- [EXERCISE GOAL]:
Write out the material again word for word, dropping any images it holds.

- [PROVIDED MATERIAL]:
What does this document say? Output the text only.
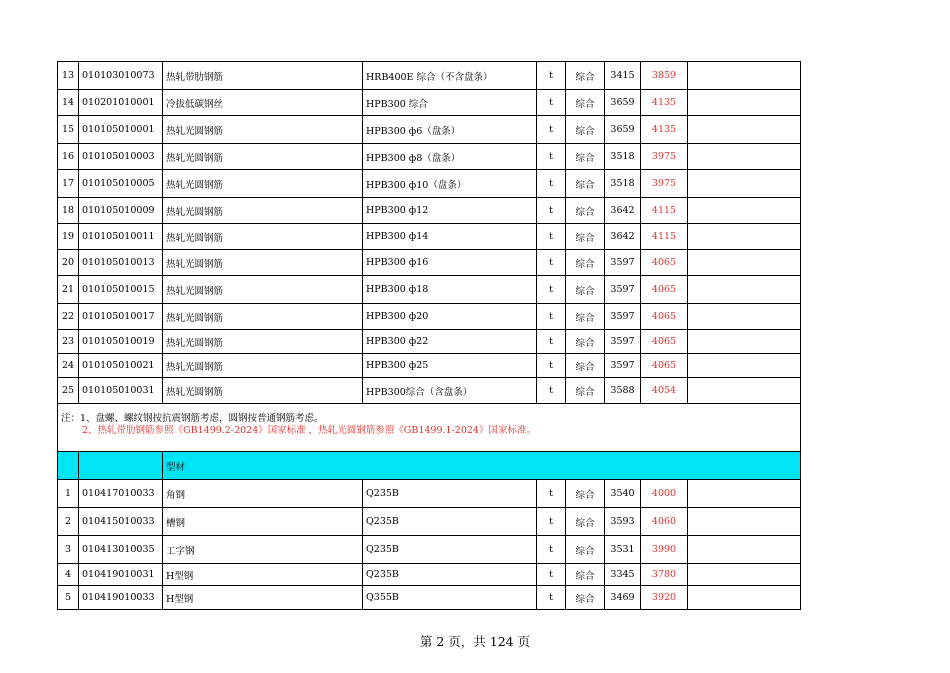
13	010103010073	热轧带肋钢筋	HRB400E 综合（不含盘条）	t	综合	3415	3859	
14	010201010001	冷拔低碳钢丝	HPB300 综合	t	综合	3659	4135	
15	010105010001	热轧光圆钢筋	HPB300 ф6（盘条）	t	综合	3659	4135	
16	010105010003	热轧光圆钢筋	HPB300 ф8（盘条）	t	综合	3518	3975	
17	010105010005	热轧光圆钢筋	HPB300 ф10（盘条）	t	综合	3518	3975	
18	010105010009	热轧光圆钢筋	HPB300 ф12	t	综合	3642	4115	
19	010105010011	热轧光圆钢筋	HPB300 ф14	t	综合	3642	4115	
20	010105010013	热轧光圆钢筋	HPB300 ф16	t	综合	3597	4065	
21	010105010015	热轧光圆钢筋	HPB300 ф18	t	综合	3597	4065	
22	010105010017	热轧光圆钢筋	HPB300 ф20	t	综合	3597	4065	
23	010105010019	热轧光圆钢筋	HPB300 ф22	t	综合	3597	4065	
24	010105010021	热轧光圆钢筋	HPB300 ф25	t	综合	3597	4065	
25	010105010031	热轧光圆钢筋	HPB300综合（含盘条）	t	综合	3588	4054	
注：1、盘螺、螺纹钢按抗震钢筋考虑，圆钢按普通钢筋考虑。
2、热轧带肋钢筋参照《GB1499.2-2024》国家标准 ，热轧光圆钢筋参照《GB1499.1-2024》国家标准。								

		型材						
1	010417010033	角钢	Q235B	t	综合	3540	4000	
2	010415010033	槽钢	Q235B	t	综合	3593	4060	
3	010413010035	工字钢	Q235B	t	综合	3531	3990	
4	010419010031	H型钢	Q235B	t	综合	3345	3780	
5	010419010033	H型钢	Q355B	t	综合	3469	3920	
第 2 页，共 124 页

- [COMPLETE ANSWER]:
What does this document say? Output the text only.
13	010103010073	热轧带肋钢筋	HRB400E 综合（不含盘条）	t	综合	3415	3859	
14	010201010001	冷拔低碳钢丝	HPB300 综合	t	综合	3659	4135	
15	010105010001	热轧光圆钢筋	HPB300 ф6（盘条）	t	综合	3659	4135	
16	010105010003	热轧光圆钢筋	HPB300 ф8（盘条）	t	综合	3518	3975	
17	010105010005	热轧光圆钢筋	HPB300 ф10（盘条）	t	综合	3518	3975	
18	010105010009	热轧光圆钢筋	HPB300 ф12	t	综合	3642	4115	
19	010105010011	热轧光圆钢筋	HPB300 ф14	t	综合	3642	4115	
20	010105010013	热轧光圆钢筋	HPB300 ф16	t	综合	3597	4065	
21	010105010015	热轧光圆钢筋	HPB300 ф18	t	综合	3597	4065	
22	010105010017	热轧光圆钢筋	HPB300 ф20	t	综合	3597	4065	
23	010105010019	热轧光圆钢筋	HPB300 ф22	t	综合	3597	4065	
24	010105010021	热轧光圆钢筋	HPB300 ф25	t	综合	3597	4065	
25	010105010031	热轧光圆钢筋	HPB300综合（含盘条）	t	综合	3588	4054	
注：1、盘螺、螺纹钢按抗震钢筋考虑，圆钢按普通钢筋考虑。
2、热轧带肋钢筋参照《GB1499.2-2024》国家标准 ，热轧光圆钢筋参照《GB1499.1-2024》国家标准。								

		型材						
1	010417010033	角钢	Q235B	t	综合	3540	4000	
2	010415010033	槽钢	Q235B	t	综合	3593	4060	
3	010413010035	工字钢	Q235B	t	综合	3531	3990	
4	010419010031	H型钢	Q235B	t	综合	3345	3780	
5	010419010033	H型钢	Q355B	t	综合	3469	3920	
第 2 页，共 124 页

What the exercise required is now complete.